*Work instructions:*
Look at each line of the records and count those with "text" in them. Please answer with the count alone.

*Provided records:*
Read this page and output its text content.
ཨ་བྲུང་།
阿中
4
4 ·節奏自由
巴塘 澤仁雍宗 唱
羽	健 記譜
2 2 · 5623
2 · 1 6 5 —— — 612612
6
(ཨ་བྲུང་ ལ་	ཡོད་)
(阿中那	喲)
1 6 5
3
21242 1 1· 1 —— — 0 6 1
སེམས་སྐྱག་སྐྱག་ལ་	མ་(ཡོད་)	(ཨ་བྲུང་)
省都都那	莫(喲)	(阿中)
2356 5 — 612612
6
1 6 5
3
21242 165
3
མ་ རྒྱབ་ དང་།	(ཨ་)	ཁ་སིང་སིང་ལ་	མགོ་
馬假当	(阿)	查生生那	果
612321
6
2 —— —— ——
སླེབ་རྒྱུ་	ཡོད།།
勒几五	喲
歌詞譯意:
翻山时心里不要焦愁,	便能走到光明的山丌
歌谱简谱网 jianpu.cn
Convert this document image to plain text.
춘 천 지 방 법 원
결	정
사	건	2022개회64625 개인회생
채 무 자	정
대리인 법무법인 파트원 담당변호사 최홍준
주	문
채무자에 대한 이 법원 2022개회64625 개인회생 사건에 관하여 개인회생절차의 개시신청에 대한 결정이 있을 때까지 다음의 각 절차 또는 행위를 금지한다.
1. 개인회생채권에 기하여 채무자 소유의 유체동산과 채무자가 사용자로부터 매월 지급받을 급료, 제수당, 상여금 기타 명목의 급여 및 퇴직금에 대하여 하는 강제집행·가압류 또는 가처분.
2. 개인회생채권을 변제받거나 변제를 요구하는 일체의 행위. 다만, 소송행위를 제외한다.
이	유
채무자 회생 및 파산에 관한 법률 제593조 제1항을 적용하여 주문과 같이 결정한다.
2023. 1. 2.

*Result of the exercise:*
2